◆ BRIEF
Locate all lines with the word "library" and copy them out.

◆ SUPPLIED MATERIAL
┄┄┄┄┄┄
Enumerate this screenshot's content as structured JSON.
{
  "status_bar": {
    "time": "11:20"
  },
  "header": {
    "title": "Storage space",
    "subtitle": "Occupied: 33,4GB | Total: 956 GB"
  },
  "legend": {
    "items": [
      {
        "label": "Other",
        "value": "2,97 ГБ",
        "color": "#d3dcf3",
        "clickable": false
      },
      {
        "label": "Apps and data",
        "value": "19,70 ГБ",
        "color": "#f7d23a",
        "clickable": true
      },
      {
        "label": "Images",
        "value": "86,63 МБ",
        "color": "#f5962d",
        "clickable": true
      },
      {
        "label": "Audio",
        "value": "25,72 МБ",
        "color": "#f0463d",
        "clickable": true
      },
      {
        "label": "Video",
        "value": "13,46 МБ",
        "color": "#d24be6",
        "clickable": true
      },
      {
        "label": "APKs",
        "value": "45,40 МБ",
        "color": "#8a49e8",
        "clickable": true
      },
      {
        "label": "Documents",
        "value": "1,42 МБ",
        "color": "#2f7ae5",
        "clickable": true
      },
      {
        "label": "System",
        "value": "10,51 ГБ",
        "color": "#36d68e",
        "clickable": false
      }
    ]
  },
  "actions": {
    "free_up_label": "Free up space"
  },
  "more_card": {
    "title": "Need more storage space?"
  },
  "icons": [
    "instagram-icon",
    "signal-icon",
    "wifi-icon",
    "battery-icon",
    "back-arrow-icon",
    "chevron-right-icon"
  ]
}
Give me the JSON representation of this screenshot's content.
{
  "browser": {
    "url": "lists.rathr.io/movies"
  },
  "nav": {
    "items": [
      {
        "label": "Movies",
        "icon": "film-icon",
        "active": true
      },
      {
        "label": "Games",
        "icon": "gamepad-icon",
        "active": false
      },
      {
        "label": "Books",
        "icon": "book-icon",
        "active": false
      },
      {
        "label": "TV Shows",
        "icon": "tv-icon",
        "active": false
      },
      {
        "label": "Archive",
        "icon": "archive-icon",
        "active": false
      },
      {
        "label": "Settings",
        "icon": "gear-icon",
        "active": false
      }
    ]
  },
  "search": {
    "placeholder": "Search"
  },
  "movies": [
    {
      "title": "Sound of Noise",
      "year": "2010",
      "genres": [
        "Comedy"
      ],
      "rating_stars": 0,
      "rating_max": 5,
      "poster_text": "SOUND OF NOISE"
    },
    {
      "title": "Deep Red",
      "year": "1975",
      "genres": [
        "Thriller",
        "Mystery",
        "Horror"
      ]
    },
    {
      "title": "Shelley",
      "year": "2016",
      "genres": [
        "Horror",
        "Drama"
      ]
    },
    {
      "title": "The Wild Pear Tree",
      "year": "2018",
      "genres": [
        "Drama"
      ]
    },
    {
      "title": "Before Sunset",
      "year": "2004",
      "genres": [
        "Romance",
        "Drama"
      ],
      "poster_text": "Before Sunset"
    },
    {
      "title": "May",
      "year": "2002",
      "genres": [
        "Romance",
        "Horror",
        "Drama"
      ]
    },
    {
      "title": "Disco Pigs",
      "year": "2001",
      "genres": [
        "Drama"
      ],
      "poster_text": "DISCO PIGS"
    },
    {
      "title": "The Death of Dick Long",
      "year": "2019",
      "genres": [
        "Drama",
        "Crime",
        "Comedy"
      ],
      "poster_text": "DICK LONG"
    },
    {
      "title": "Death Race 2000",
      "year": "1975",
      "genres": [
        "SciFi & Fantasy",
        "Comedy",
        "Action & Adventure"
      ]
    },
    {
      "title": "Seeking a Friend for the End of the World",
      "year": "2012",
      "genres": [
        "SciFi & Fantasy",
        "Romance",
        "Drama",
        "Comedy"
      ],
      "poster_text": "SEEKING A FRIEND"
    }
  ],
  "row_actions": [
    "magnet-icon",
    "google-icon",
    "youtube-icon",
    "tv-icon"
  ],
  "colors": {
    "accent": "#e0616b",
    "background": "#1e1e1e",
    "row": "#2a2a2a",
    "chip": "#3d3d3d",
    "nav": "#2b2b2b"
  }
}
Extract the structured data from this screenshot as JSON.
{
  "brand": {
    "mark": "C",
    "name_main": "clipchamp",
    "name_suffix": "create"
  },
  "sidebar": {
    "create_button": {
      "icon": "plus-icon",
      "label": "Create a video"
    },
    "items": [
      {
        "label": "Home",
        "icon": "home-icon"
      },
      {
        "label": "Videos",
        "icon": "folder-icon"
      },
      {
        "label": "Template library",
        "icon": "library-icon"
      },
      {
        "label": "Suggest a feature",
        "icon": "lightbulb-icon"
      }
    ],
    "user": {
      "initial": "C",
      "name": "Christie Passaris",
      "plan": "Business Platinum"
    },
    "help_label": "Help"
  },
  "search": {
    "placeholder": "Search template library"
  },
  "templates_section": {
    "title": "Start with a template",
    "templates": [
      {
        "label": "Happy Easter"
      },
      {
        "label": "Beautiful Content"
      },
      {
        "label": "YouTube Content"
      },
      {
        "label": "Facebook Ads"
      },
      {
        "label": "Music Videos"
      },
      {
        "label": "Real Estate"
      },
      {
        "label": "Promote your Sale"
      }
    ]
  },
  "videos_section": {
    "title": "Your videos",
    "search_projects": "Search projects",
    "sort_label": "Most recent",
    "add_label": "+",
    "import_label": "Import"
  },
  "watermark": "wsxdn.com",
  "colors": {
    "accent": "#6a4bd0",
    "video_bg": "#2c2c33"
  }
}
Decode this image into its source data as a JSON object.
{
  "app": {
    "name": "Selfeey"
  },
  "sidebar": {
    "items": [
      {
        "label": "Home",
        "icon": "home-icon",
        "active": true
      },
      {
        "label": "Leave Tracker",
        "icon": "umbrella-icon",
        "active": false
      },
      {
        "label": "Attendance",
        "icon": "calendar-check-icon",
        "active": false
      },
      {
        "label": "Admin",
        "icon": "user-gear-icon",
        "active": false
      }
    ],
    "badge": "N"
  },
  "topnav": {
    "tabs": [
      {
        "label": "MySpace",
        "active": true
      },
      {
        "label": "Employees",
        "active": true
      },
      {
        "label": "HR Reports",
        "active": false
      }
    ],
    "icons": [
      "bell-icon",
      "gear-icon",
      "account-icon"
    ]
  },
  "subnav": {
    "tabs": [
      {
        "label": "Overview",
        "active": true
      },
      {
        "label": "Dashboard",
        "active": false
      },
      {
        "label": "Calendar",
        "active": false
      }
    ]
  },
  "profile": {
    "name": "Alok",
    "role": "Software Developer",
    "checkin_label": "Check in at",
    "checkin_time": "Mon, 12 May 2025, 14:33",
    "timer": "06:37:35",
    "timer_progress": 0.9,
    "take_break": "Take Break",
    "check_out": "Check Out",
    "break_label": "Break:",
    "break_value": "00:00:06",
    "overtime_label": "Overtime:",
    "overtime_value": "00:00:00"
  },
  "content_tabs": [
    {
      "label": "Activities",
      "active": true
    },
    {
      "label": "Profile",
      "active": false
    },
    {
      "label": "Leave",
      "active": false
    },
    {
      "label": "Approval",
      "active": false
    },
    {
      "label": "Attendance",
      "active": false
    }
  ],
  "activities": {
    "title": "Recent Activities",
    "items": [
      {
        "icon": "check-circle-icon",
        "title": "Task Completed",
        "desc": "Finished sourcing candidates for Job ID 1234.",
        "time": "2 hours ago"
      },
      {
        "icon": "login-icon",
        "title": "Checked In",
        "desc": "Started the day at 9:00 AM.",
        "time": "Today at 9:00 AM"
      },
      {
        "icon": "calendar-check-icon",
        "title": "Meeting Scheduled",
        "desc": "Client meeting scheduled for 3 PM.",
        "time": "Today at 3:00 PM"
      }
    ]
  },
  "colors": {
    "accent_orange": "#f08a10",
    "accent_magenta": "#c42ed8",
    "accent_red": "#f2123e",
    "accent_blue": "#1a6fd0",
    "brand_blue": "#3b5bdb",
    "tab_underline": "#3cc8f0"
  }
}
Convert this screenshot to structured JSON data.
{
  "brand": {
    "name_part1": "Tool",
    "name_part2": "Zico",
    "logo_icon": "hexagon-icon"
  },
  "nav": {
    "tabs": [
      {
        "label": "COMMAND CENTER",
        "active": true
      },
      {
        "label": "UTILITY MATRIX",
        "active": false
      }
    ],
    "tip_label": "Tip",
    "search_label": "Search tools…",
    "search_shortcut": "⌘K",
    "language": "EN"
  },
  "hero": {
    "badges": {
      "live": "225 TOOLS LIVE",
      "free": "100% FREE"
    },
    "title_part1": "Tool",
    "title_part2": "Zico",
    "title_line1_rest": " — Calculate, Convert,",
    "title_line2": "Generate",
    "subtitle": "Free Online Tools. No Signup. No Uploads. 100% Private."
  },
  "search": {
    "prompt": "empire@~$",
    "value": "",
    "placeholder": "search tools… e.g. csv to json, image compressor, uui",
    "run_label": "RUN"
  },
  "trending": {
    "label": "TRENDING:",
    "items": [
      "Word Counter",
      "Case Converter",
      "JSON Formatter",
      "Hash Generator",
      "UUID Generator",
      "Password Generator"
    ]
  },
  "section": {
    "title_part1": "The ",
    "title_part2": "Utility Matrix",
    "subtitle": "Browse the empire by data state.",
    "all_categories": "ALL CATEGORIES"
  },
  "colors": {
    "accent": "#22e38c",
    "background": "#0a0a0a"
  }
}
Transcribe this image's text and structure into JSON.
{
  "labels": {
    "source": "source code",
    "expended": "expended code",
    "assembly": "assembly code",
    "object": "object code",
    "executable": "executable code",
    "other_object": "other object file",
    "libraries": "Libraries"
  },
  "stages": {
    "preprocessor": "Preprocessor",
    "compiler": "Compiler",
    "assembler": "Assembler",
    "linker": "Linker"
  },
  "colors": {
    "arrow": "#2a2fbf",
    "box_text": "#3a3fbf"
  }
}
┄┄┄┄┄┄
◆ OUTPUT OF THE EXERCISE
        "label": "Template library",
        "icon": "library-icon"
    "placeholder": "Search template library"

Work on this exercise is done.